→ EXERCISE DESCRIPTION:
Without further comment, state how many lines in the listing below contain the word "ambientais".

→ PROVIDED RECORDS:
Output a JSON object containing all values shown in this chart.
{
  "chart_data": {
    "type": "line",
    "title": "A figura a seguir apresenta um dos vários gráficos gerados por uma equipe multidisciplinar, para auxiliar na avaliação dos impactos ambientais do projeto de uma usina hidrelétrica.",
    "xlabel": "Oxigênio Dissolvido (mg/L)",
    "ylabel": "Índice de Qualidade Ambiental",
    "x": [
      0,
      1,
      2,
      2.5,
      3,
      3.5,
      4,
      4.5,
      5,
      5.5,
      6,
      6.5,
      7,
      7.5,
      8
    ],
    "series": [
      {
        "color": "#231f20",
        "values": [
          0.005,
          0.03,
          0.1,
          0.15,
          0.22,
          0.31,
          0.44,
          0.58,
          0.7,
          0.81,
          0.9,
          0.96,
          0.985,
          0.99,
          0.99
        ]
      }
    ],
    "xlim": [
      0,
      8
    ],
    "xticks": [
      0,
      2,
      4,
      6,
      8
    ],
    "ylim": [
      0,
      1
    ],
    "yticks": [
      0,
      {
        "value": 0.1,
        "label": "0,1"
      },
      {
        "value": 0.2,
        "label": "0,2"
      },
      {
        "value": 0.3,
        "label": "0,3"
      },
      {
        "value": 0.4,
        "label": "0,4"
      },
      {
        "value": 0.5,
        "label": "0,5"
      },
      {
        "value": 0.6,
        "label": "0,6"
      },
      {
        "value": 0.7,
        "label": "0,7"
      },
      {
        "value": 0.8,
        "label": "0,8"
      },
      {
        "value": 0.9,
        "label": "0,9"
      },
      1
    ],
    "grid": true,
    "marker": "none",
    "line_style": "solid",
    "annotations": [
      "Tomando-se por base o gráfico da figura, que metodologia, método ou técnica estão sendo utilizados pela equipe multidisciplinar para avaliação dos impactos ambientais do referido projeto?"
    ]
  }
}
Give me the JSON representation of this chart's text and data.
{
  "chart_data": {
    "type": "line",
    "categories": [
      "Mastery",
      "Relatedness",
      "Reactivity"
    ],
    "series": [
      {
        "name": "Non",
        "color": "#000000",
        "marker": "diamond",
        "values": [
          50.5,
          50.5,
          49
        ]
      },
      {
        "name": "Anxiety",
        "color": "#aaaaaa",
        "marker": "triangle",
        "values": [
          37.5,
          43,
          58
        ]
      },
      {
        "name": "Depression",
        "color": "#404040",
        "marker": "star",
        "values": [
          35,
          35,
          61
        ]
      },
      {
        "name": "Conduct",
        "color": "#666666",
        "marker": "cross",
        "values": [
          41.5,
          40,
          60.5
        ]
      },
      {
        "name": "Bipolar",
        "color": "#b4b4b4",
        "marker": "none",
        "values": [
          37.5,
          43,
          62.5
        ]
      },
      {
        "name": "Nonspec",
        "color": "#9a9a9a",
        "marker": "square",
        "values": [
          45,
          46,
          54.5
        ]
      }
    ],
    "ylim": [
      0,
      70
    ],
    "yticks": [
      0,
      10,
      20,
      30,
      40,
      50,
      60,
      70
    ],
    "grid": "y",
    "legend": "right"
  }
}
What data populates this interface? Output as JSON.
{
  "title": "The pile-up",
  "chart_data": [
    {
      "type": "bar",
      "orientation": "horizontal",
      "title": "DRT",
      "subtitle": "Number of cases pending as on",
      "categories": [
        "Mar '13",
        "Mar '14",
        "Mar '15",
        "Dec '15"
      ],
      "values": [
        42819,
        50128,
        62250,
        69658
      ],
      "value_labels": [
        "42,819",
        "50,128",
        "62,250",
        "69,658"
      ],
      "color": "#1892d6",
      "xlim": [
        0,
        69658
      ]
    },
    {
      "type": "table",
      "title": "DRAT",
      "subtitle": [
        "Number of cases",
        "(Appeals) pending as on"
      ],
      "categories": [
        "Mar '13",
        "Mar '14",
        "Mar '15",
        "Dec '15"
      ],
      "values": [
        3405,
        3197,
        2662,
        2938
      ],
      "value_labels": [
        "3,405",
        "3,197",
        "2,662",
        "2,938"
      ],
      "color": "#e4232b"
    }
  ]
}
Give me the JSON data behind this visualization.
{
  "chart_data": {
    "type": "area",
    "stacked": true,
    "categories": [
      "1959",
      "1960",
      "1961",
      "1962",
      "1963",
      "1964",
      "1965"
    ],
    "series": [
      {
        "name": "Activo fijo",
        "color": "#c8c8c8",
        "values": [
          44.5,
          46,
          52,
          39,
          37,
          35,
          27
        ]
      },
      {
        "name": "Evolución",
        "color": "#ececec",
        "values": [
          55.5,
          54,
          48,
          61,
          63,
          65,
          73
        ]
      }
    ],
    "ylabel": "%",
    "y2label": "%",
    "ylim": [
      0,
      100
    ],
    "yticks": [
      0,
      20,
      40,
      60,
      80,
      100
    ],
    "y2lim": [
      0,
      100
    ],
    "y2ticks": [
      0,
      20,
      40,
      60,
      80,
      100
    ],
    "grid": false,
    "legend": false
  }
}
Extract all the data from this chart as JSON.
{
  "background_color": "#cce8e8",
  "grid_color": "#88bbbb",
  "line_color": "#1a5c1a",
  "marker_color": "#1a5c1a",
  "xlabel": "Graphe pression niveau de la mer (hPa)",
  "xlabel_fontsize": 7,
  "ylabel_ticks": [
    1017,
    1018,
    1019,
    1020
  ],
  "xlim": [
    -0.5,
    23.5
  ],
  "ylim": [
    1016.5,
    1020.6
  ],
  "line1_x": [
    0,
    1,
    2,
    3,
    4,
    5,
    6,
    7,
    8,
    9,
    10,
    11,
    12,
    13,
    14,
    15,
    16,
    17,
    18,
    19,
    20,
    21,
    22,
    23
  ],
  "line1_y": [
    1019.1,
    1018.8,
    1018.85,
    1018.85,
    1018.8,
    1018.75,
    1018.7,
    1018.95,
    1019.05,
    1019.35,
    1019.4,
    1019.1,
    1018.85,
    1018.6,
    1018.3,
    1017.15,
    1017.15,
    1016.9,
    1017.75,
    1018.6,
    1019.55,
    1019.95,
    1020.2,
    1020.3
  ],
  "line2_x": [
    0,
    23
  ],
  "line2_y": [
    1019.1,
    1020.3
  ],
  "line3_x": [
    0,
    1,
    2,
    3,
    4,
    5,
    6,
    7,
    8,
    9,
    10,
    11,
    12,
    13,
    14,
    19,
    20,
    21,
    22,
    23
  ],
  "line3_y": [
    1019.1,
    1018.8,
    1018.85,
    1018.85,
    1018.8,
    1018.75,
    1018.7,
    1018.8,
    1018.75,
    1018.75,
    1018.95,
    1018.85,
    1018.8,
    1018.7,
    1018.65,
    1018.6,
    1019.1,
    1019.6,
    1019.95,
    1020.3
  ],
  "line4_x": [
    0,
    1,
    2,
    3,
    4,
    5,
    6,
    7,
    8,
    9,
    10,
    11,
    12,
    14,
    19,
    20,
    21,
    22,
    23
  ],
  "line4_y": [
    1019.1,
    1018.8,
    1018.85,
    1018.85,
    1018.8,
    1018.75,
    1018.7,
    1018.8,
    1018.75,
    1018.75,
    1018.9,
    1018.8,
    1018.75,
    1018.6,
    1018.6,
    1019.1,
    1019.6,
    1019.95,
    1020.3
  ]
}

→ WRITTEN SOLUTION:
2